§ **Exercise goal**: In the listing that follows, how many lines contain "والمثبت"? Give the number only.

§ **Dataset extract**:
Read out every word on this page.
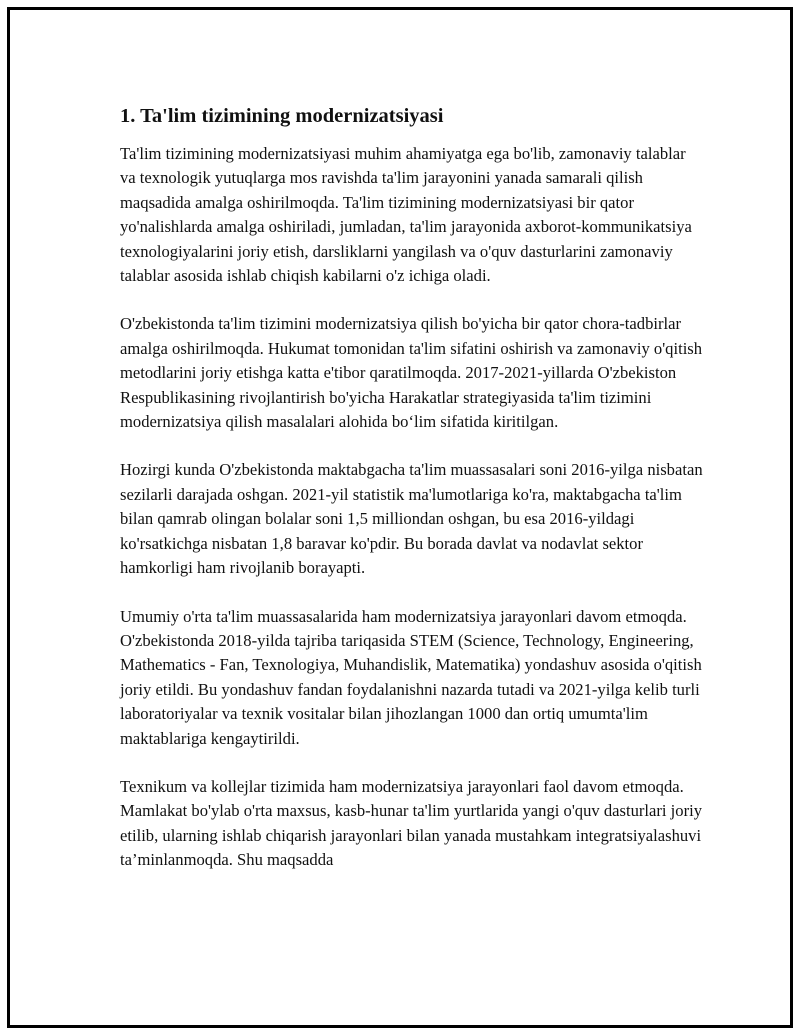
1. Ta'lim tizimining modernizatsiyasi

Ta'lim tizimining modernizatsiyasi muhim ahamiyatga ega bo'lib, zamonaviy talablar va texnologik yutuqlarga mos ravishda ta'lim jarayonini yanada samarali qilish maqsadida amalga oshirilmoqda. Ta'lim tizimining modernizatsiyasi bir qator yo'nalishlarda amalga oshiriladi, jumladan, ta'lim jarayonida axborot-kommunikatsiya texnologiyalarini joriy etish, darsliklarni yangilash va o'quv dasturlarini zamonaviy talablar asosida ishlab chiqish kabilarni o'z ichiga oladi.

O'zbekistonda ta'lim tizimini modernizatsiya qilish bo'yicha bir qator chora-tadbirlar amalga oshirilmoqda. Hukumat tomonidan ta'lim sifatini oshirish va zamonaviy o'qitish metodlarini joriy etishga katta e'tibor qaratilmoqda. 2017-2021-yillarda O'zbekiston Respublikasining rivojlantirish bo'yicha Harakatlar strategiyasida ta'lim tizimini modernizatsiya qilish masalalari alohida bo‘lim sifatida kiritilgan.

Hozirgi kunda O'zbekistonda maktabgacha ta'lim muassasalari soni 2016-yilga nisbatan sezilarli darajada oshgan. 2021-yil statistik ma'lumotlariga ko'ra, maktabgacha ta'lim bilan qamrab olingan bolalar soni 1,5 milliondan oshgan, bu esa 2016-yildagi ko'rsatkichga nisbatan 1,8 baravar ko'pdir. Bu borada davlat va nodavlat sektor hamkorligi ham rivojlanib borayapti.

Umumiy o'rta ta'lim muassasalarida ham modernizatsiya jarayonlari davom etmoqda. O'zbekistonda 2018-yilda tajriba tariqasida STEM (Science, Technology, Engineering, Mathematics - Fan, Texnologiya, Muhandislik, Matematika) yondashuv asosida o'qitish joriy etildi. Bu yondashuv fandan foydalanishni nazarda tutadi va 2021-yilga kelib turli laboratoriyalar va texnik vositalar bilan jihozlangan 1000 dan ortiq umumta'lim maktablariga kengaytirildi.

Texnikum va kollejlar tizimida ham modernizatsiya jarayonlari faol davom etmoqda. Mamlakat bo'ylab o'rta maxsus, kasb-hunar ta'lim yurtlarida yangi o'quv dasturlari joriy etilib, ularning ishlab chiqarish jarayonlari bilan yanada mustahkam integratsiyalashuvi ta’minlanmoqda. Shu maqsadda
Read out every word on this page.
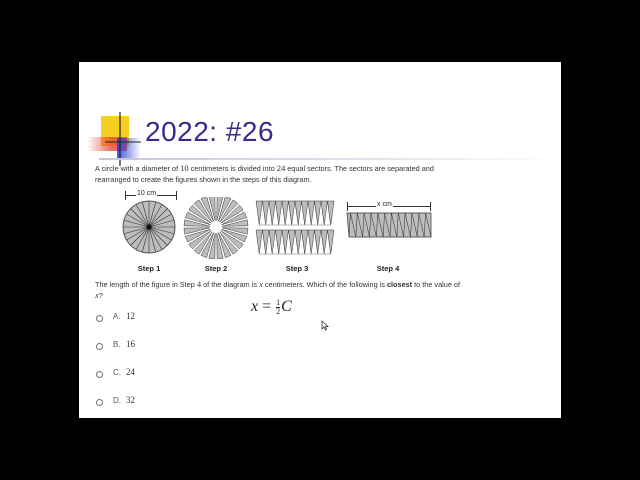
2022: #26
A circle with a diameter of 10 centimeters is divided into 24 equal sectors. The sectors are separated and rearranged to create the figures shown in the steps of this diagram.
10 cm
x cm
Step 1	Step 2	Step 3	Step 4
The length of the figure in Step 4 of the diagram is x centimeters. Which of the following is closest to the value of x?
A. 12
B. 16
C. 24
D. 32
$x = \frac{1}{2}$ C
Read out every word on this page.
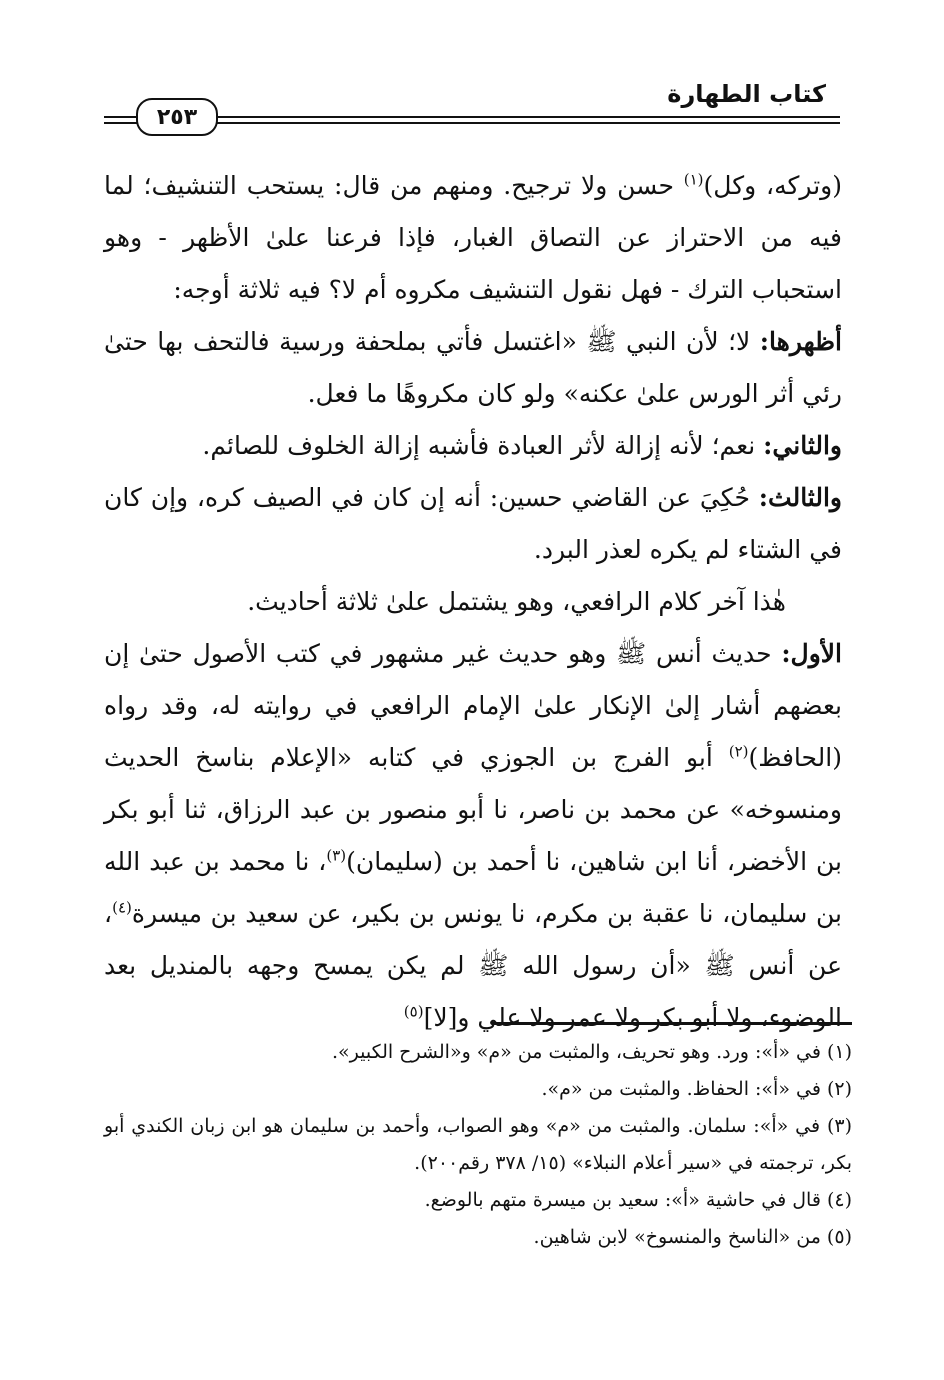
كتاب الطهارة
٢٥٣

(وتركه، وكل)$^{(١)}$ حسن ولا ترجيح. ومنهم من قال: يستحب التنشيف؛ لما فيه من الاحتراز عن التصاق الغبار، فإذا فرعنا علىٰ الأظهر - وهو استحباب الترك - فهل نقول التنشيف مكروه أم لا؟ فيه ثلاثة أوجه:

أظهرها: لا؛ لأن النبي ﷺ «اغتسل فأتي بملحفة ورسية فالتحف بها حتىٰ رئي أثر الورس علىٰ عكنه» ولو كان مكروهًا ما فعل.

والثاني: نعم؛ لأنه إزالة لأثر العبادة فأشبه إزالة الخلوف للصائم.

والثالث: حُكِيَ عن القاضي حسين: أنه إن كان في الصيف كره، وإن كان في الشتاء لم يكره لعذر البرد.

هٰذا آخر كلام الرافعي، وهو يشتمل علىٰ ثلاثة أحاديث.

الأول: حديث أنس ﷺ وهو حديث غير مشهور في كتب الأصول حتىٰ إن بعضهم أشار إلىٰ الإنكار علىٰ الإمام الرافعي في روايته له، وقد رواه (الحافظ)$^{(٢)}$ أبو الفرج بن الجوزي في كتابه «الإعلام بناسخ الحديث ومنسوخه» عن محمد بن ناصر، نا أبو منصور بن عبد الرزاق، ثنا أبو بكر بن الأخضر، أنا ابن شاهين، نا أحمد بن (سليمان)$^{(٣)}$، نا محمد بن عبد الله بن سليمان، نا عقبة بن مكرم، نا يونس بن بكير، عن سعيد بن ميسرة$^{(٤)}$، عن أنس ﷺ «أن رسول الله ﷺ لم يكن يمسح وجهه بالمنديل بعد الوضوء، ولا أبو بكر ولا عمر ولا علي و[لا]$^{(٥)}$

(١) في «أ»: ورد. وهو تحريف، والمثبت من «م» و«الشرح الكبير».
(٢) في «أ»: الحفاظ. والمثبت من «م».
(٣) في «أ»: سلمان. والمثبت من «م» وهو الصواب، وأحمد بن سليمان هو ابن زبان الكندي أبو بكر، ترجمته في «سير أعلام النبلاء» (١٥/ ٣٧٨ رقم٢٠٠).
(٤) قال في حاشية «أ»: سعيد بن ميسرة متهم بالوضع.
(٥) من «الناسخ والمنسوخ» لابن شاهين.
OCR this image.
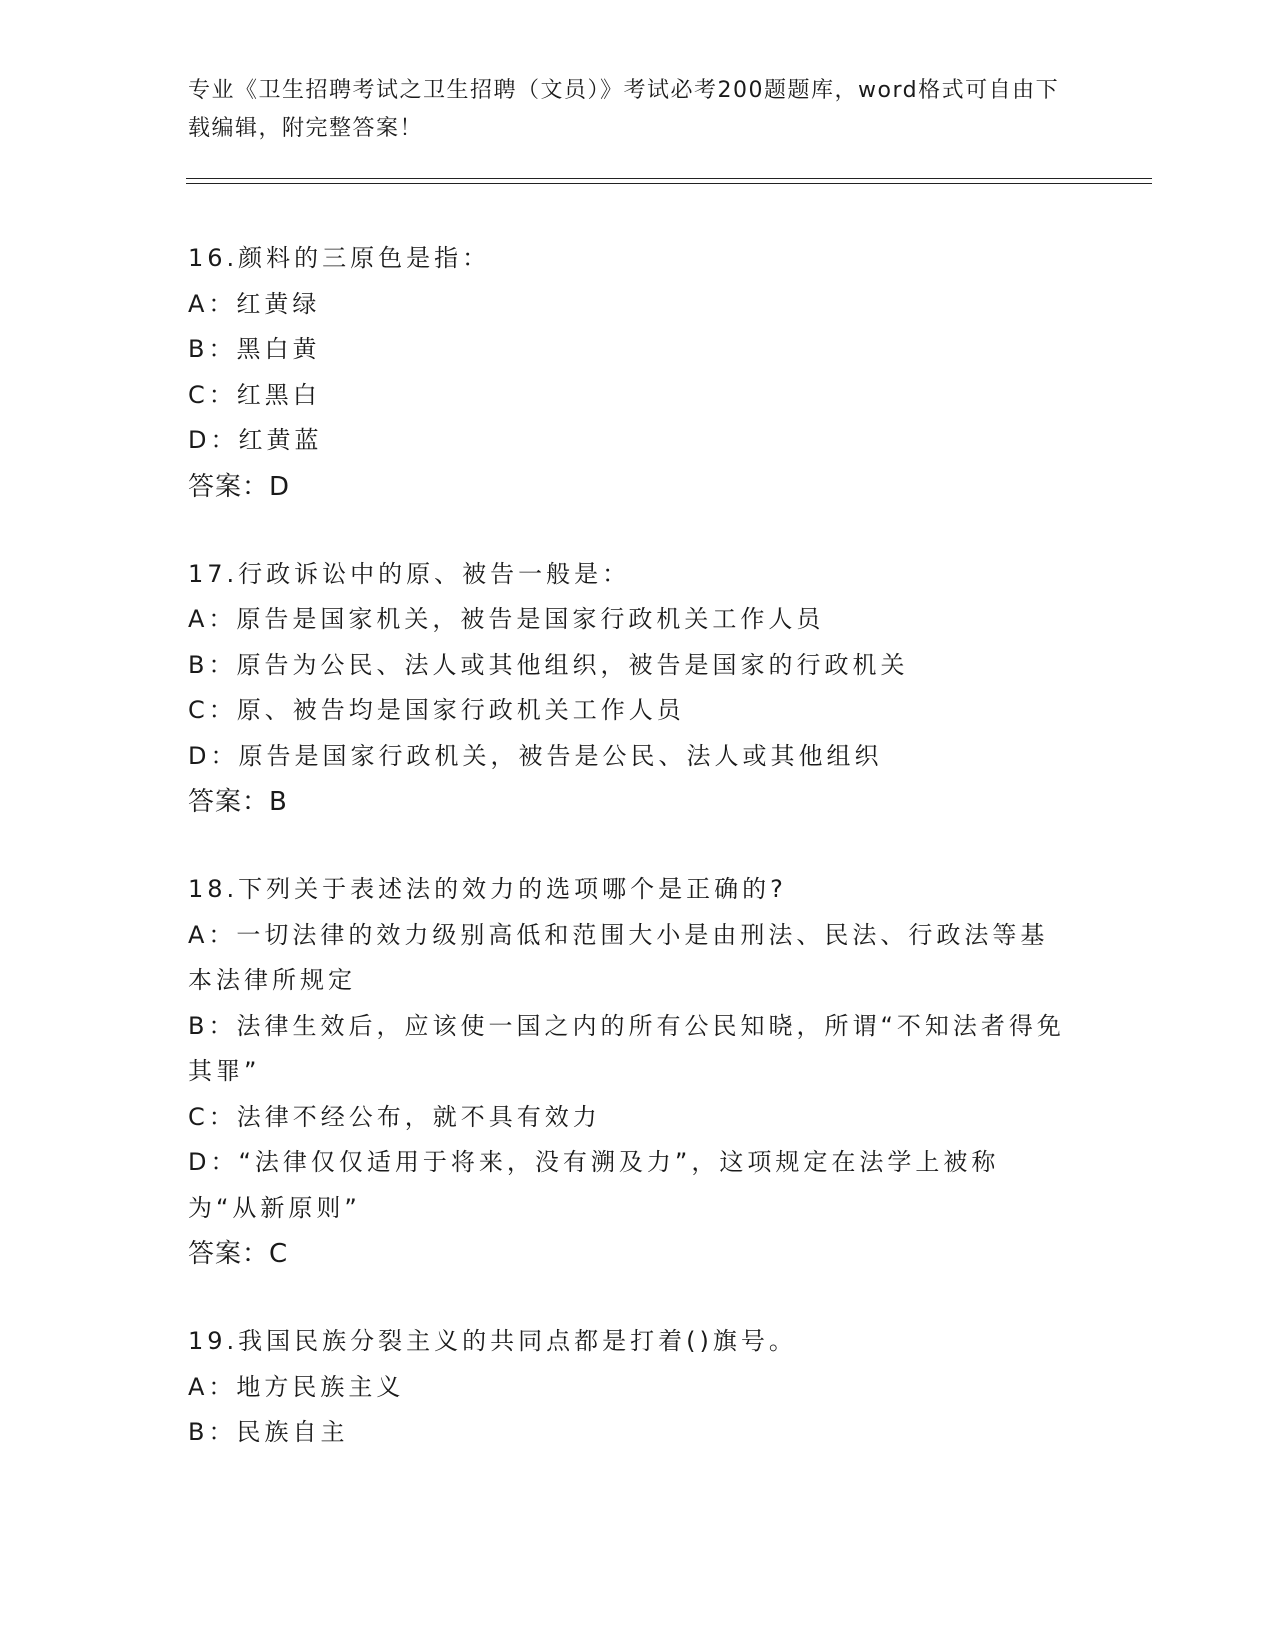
专业《卫生招聘考试之卫生招聘（文员）》考试必考200题题库，word格式可自由下载编辑，附完整答案！
16.颜料的三原色是指：
A：红黄绿
B：黑白黄
C：红黑白
D：红黄蓝
答案：D
17.行政诉讼中的原、被告一般是：
A：原告是国家机关，被告是国家行政机关工作人员
B：原告为公民、法人或其他组织，被告是国家的行政机关
C：原、被告均是国家行政机关工作人员
D：原告是国家行政机关，被告是公民、法人或其他组织
答案：B
18.下列关于表述法的效力的选项哪个是正确的?
A：一切法律的效力级别高低和范围大小是由刑法、民法、行政法等基本法律所规定
B：法律生效后，应该使一国之内的所有公民知晓，所谓“不知法者得免其罪”
C：法律不经公布，就不具有效力
D：“法律仅仅适用于将来，没有溯及力”，这项规定在法学上被称为“从新原则”
答案：C
19.我国民族分裂主义的共同点都是打着()旗号。
A：地方民族主义
B：民族自主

§ **Final result**: 3